Scan the data below for the string "中华人民共和国政府信息公开条例". Show every line where it turns up.

━━━━━ DATA FOR PROCESSING ━━━━━

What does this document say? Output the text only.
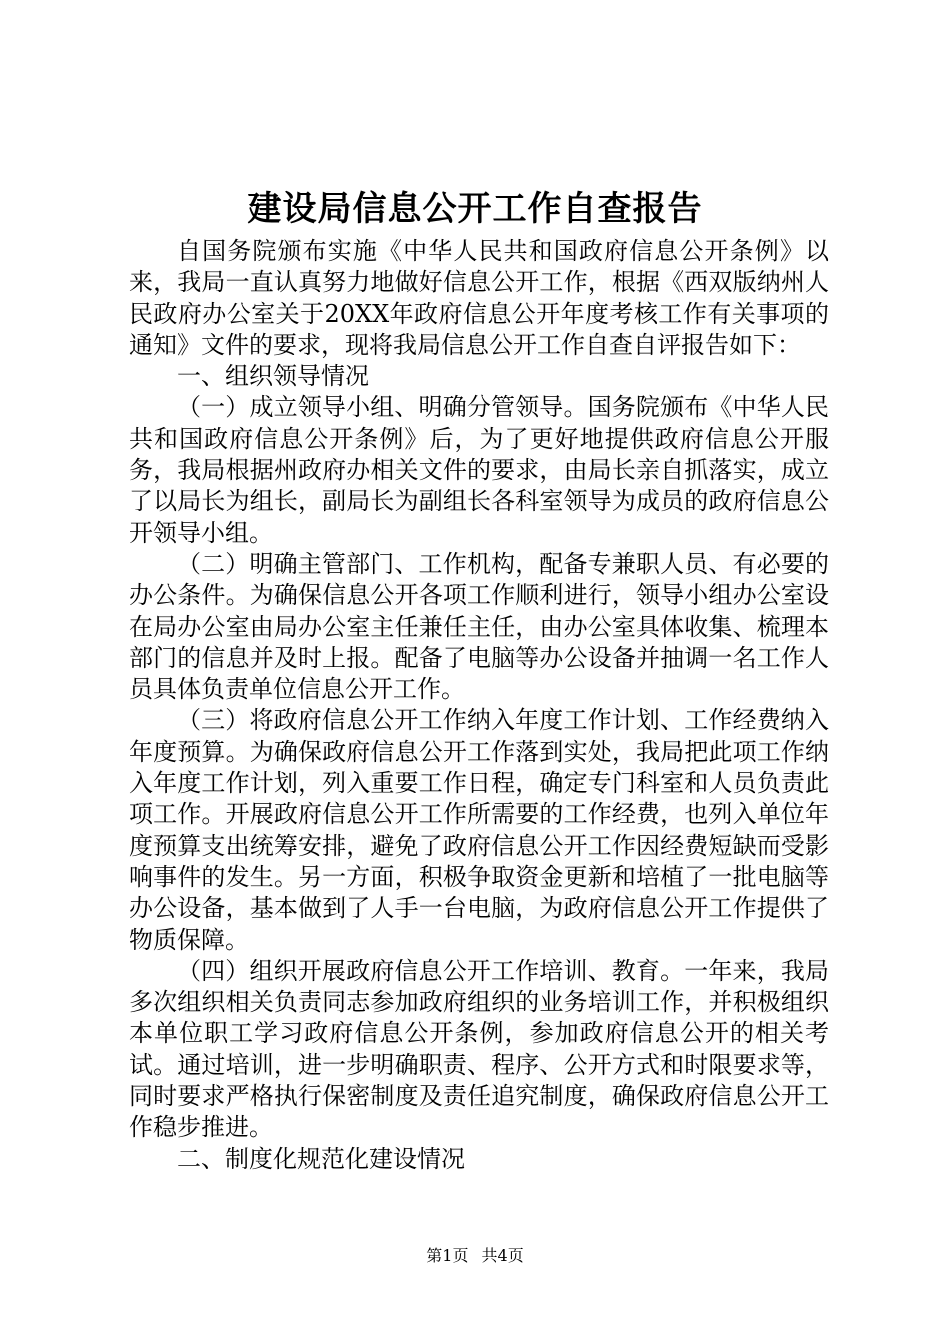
建设局信息公开工作自查报告

自国务院颁布实施《中华人民共和国政府信息公开条例》以来，我局一直认真努力地做好信息公开工作，根据《西双版纳州人民政府办公室关于20XX年政府信息公开年度考核工作有关事项的通知》文件的要求，现将我局信息公开工作自查自评报告如下：

一、组织领导情况

（一）成立领导小组、明确分管领导。国务院颁布《中华人民共和国政府信息公开条例》后，为了更好地提供政府信息公开服务，我局根据州政府办相关文件的要求，由局长亲自抓落实，成立了以局长为组长，副局长为副组长各科室领导为成员的政府信息公开领导小组。

（二）明确主管部门、工作机构，配备专兼职人员、有必要的办公条件。为确保信息公开各项工作顺利进行，领导小组办公室设在局办公室由局办公室主任兼任主任，由办公室具体收集、梳理本部门的信息并及时上报。配备了电脑等办公设备并抽调一名工作人员具体负责单位信息公开工作。

（三）将政府信息公开工作纳入年度工作计划、工作经费纳入年度预算。为确保政府信息公开工作落到实处，我局把此项工作纳入年度工作计划，列入重要工作日程，确定专门科室和人员负责此项工作。开展政府信息公开工作所需要的工作经费，也列入单位年度预算支出统筹安排，避免了政府信息公开工作因经费短缺而受影响事件的发生。另一方面，积极争取资金更新和培植了一批电脑等办公设备，基本做到了人手一台电脑，为政府信息公开工作提供了物质保障。

（四）组织开展政府信息公开工作培训、教育。一年来，我局多次组织相关负责同志参加政府组织的业务培训工作，并积极组织本单位职工学习政府信息公开条例，参加政府信息公开的相关考试。通过培训，进一步明确职责、程序、公开方式和时限要求等，同时要求严格执行保密制度及责任追究制度，确保政府信息公开工作稳步推进。

二、制度化规范化建设情况

第1页 共4页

━━━━━

* ANSWER FOR THE TASK *
自国务院颁布实施《中华人民共和国政府信息公开条例》以来，我局一直认真努力地做好信息公开工作，根据《西双版纳州人民政府办公室关于20XX年政府信息公开年度考核工作有关事项的通知》文件的要求，现将我局信息公开工作自查自评报告如下：
（一）成立领导小组、明确分管领导。国务院颁布《中华人民共和国政府信息公开条例》后，为了更好地提供政府信息公开服务，我局根据州政府办相关文件的要求，由局长亲自抓落实，成立了以局长为组长，副局长为副组长各科室领导为成员的政府信息公开领导小组。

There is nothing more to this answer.